>>

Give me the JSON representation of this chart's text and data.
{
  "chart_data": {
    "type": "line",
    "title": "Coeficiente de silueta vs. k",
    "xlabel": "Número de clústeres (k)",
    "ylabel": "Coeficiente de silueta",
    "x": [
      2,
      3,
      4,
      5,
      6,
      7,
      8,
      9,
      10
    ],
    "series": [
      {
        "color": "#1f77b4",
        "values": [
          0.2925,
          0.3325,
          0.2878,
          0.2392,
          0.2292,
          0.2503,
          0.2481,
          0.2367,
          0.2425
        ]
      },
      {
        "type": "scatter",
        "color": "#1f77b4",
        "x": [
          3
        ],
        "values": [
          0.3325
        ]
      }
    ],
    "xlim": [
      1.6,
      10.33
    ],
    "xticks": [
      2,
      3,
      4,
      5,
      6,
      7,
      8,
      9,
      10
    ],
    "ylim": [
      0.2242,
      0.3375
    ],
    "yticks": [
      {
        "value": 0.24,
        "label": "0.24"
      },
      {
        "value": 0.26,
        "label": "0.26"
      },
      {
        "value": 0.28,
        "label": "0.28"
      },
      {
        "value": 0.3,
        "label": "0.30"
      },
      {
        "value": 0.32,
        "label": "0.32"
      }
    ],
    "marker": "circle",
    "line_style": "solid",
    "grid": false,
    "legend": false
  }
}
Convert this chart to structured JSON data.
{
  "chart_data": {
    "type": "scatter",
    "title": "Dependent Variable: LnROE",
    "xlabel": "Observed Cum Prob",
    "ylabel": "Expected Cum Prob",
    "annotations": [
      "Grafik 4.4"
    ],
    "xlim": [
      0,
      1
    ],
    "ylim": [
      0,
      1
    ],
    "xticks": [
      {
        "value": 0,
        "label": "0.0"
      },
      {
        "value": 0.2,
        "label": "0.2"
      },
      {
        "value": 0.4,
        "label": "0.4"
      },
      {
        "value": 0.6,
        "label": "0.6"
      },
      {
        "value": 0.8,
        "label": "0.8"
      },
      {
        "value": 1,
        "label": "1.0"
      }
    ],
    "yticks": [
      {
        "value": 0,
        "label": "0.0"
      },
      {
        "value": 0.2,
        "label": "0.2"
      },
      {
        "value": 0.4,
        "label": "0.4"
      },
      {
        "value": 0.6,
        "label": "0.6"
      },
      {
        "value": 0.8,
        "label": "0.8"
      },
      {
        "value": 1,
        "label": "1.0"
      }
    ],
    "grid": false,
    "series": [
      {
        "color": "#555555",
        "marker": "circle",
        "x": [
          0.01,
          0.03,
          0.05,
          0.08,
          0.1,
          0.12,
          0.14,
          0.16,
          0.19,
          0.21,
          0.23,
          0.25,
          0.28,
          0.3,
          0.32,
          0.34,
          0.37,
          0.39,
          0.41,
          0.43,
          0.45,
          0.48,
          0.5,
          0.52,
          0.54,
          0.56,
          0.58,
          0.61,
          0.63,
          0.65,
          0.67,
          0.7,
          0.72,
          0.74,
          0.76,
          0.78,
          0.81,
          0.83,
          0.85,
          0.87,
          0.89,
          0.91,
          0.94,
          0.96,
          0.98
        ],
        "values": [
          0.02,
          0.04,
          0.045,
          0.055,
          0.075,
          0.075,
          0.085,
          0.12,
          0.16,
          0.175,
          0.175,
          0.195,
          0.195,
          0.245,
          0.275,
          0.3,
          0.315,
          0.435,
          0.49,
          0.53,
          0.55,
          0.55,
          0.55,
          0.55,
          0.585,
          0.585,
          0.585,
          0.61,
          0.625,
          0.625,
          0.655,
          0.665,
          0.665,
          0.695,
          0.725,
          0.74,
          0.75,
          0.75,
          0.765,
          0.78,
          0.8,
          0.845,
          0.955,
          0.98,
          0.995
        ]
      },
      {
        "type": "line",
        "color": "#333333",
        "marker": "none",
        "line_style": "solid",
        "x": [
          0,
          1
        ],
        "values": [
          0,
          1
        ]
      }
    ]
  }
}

<<

DIRECTIONS:
Output the complete data exactly as written.

TASK SOLUTION:
Give me the JSON representation of this chart's text and data.
{
  "chart_data": {
    "type": "line",
    "title": "Coeficiente de silueta vs. k",
    "xlabel": "Número de clústeres (k)",
    "ylabel": "Coeficiente de silueta",
    "x": [
      2,
      3,
      4,
      5,
      6,
      7,
      8,
      9,
      10
    ],
    "series": [
      {
        "color": "#1f77b4",
        "values": [
          0.2925,
          0.3325,
          0.2878,
          0.2392,
          0.2292,
          0.2503,
          0.2481,
          0.2367,
          0.2425
        ]
      },
      {
        "type": "scatter",
        "color": "#1f77b4",
        "x": [
          3
        ],
        "values": [
          0.3325
        ]
      }
    ],
    "xlim": [
      1.6,
      10.33
    ],
    "xticks": [
      2,
      3,
      4,
      5,
      6,
      7,
      8,
      9,
      10
    ],
    "ylim": [
      0.2242,
      0.3375
    ],
    "yticks": [
      {
        "value": 0.24,
        "label": "0.24"
      },
      {
        "value": 0.26,
        "label": "0.26"
      },
      {
        "value": 0.28,
        "label": "0.28"
      },
      {
        "value": 0.3,
        "label": "0.30"
      },
      {
        "value": 0.32,
        "label": "0.32"
      }
    ],
    "marker": "circle",
    "line_style": "solid",
    "grid": false,
    "legend": false
  }
}
Convert this chart to structured JSON data.
{
  "chart_data": {
    "type": "scatter",
    "title": "Dependent Variable: LnROE",
    "xlabel": "Observed Cum Prob",
    "ylabel": "Expected Cum Prob",
    "annotations": [
      "Grafik 4.4"
    ],
    "xlim": [
      0,
      1
    ],
    "ylim": [
      0,
      1
    ],
    "xticks": [
      {
        "value": 0,
        "label": "0.0"
      },
      {
        "value": 0.2,
        "label": "0.2"
      },
      {
        "value": 0.4,
        "label": "0.4"
      },
      {
        "value": 0.6,
        "label": "0.6"
      },
      {
        "value": 0.8,
        "label": "0.8"
      },
      {
        "value": 1,
        "label": "1.0"
      }
    ],
    "yticks": [
      {
        "value": 0,
        "label": "0.0"
      },
      {
        "value": 0.2,
        "label": "0.2"
      },
      {
        "value": 0.4,
        "label": "0.4"
      },
      {
        "value": 0.6,
        "label": "0.6"
      },
      {
        "value": 0.8,
        "label": "0.8"
      },
      {
        "value": 1,
        "label": "1.0"
      }
    ],
    "grid": false,
    "series": [
      {
        "color": "#555555",
        "marker": "circle",
        "x": [
          0.01,
          0.03,
          0.05,
          0.08,
          0.1,
          0.12,
          0.14,
          0.16,
          0.19,
          0.21,
          0.23,
          0.25,
          0.28,
          0.3,
          0.32,
          0.34,
          0.37,
          0.39,
          0.41,
          0.43,
          0.45,
          0.48,
          0.5,
          0.52,
          0.54,
          0.56,
          0.58,
          0.61,
          0.63,
          0.65,
          0.67,
          0.7,
          0.72,
          0.74,
          0.76,
          0.78,
          0.81,
          0.83,
          0.85,
          0.87,
          0.89,
          0.91,
          0.94,
          0.96,
          0.98
        ],
        "values": [
          0.02,
          0.04,
          0.045,
          0.055,
          0.075,
          0.075,
          0.085,
          0.12,
          0.16,
          0.175,
          0.175,
          0.195,
          0.195,
          0.245,
          0.275,
          0.3,
          0.315,
          0.435,
          0.49,
          0.53,
          0.55,
          0.55,
          0.55,
          0.55,
          0.585,
          0.585,
          0.585,
          0.61,
          0.625,
          0.625,
          0.655,
          0.665,
          0.665,
          0.695,
          0.725,
          0.74,
          0.75,
          0.75,
          0.765,
          0.78,
          0.8,
          0.845,
          0.955,
          0.98,
          0.995
        ]
      },
      {
        "type": "line",
        "color": "#333333",
        "marker": "none",
        "line_style": "solid",
        "x": [
          0,
          1
        ],
        "values": [
          0,
          1
        ]
      }
    ]
  }
}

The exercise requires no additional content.